> _The task_:
Using the listing below, select the lines with the word "this" and copy them.

> _Dataset excerpts_:
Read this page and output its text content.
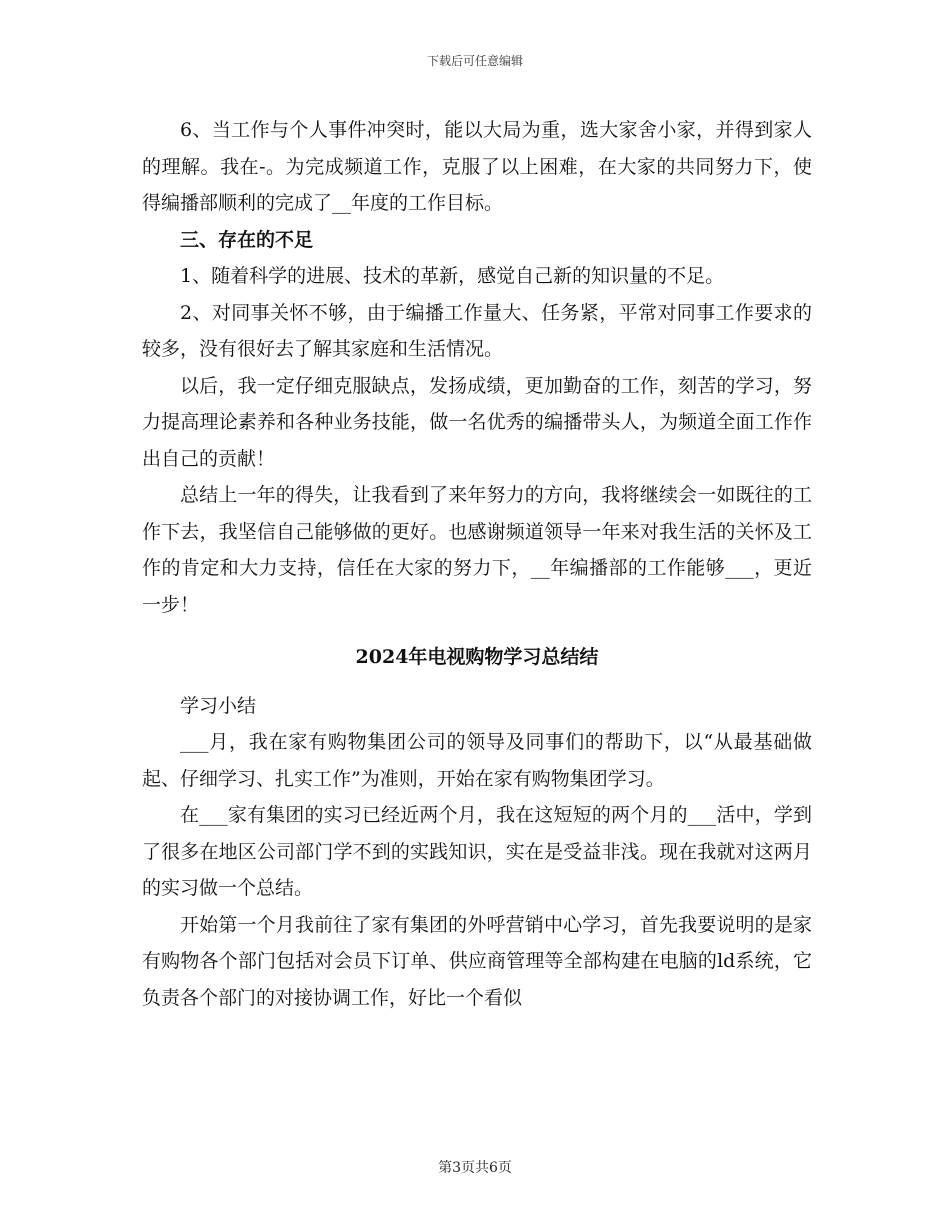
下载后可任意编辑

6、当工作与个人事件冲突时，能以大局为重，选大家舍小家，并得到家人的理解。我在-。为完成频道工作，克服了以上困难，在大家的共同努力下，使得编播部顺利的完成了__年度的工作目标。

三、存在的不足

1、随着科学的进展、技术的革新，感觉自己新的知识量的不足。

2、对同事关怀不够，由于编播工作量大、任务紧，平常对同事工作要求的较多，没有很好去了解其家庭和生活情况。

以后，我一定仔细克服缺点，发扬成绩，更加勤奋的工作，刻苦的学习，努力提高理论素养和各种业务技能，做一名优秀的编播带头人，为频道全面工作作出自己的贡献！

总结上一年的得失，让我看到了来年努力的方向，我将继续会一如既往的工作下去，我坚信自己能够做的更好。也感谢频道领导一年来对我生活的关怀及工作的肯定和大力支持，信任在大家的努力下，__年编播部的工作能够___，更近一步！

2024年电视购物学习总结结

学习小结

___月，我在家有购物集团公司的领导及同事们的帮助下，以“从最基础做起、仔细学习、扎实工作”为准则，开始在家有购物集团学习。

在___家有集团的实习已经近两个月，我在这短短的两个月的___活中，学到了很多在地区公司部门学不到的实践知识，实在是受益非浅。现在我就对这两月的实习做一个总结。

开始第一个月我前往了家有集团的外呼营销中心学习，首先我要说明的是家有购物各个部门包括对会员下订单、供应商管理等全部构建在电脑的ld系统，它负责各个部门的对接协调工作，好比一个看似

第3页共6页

==

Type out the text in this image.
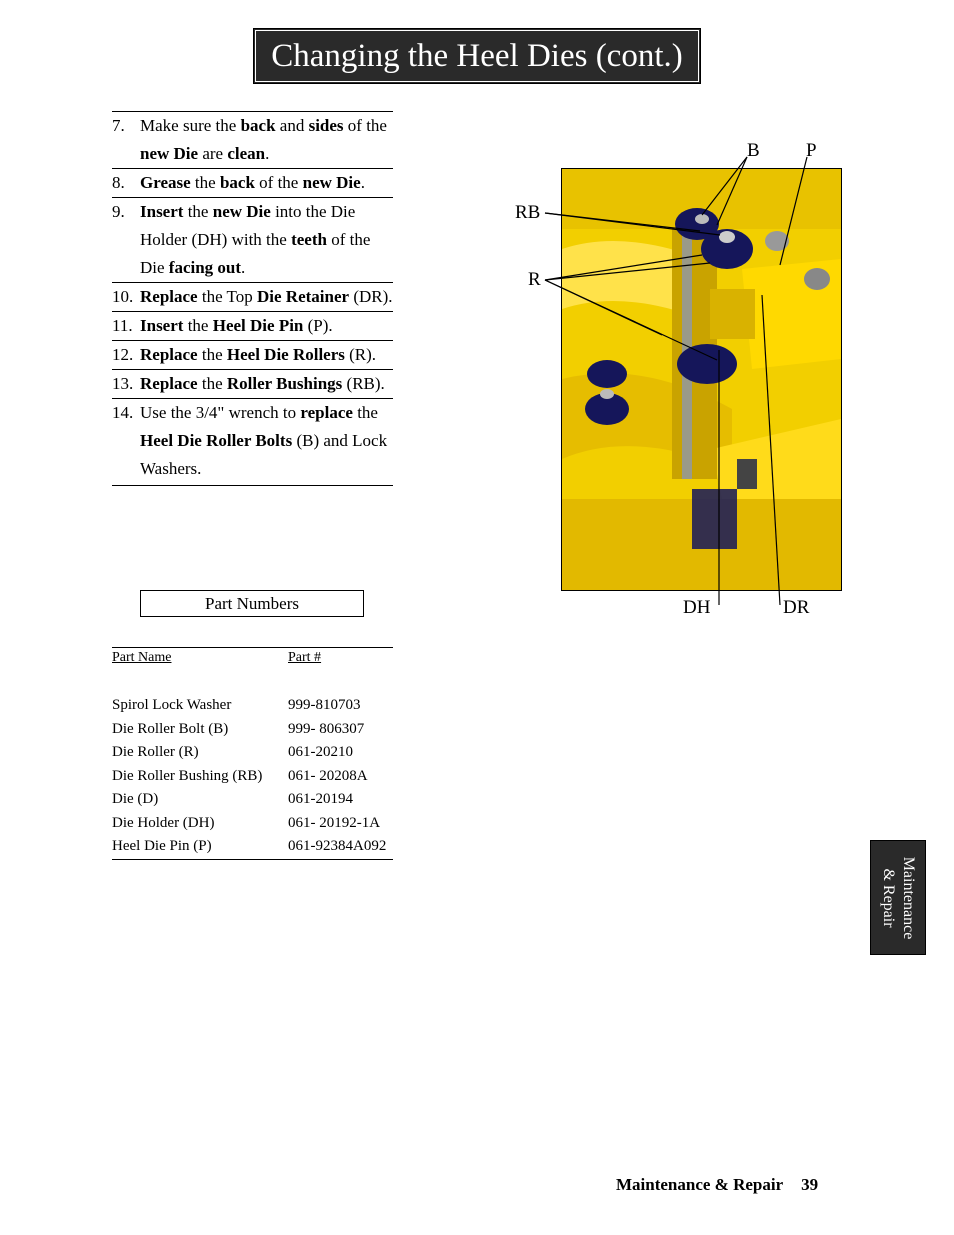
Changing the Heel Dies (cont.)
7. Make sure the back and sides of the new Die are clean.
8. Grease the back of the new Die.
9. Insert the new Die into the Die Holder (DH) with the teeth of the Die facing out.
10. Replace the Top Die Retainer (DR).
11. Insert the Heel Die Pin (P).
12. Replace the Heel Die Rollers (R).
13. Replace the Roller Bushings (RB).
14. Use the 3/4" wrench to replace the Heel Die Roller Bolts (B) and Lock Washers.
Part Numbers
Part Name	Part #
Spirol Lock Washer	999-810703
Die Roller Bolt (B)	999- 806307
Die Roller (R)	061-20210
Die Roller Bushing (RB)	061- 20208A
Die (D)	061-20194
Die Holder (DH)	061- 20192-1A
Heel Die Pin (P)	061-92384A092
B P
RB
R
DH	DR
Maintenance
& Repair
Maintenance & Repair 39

> _Solved exercise_:
Read this page and output its text content.
Type out the text in this image.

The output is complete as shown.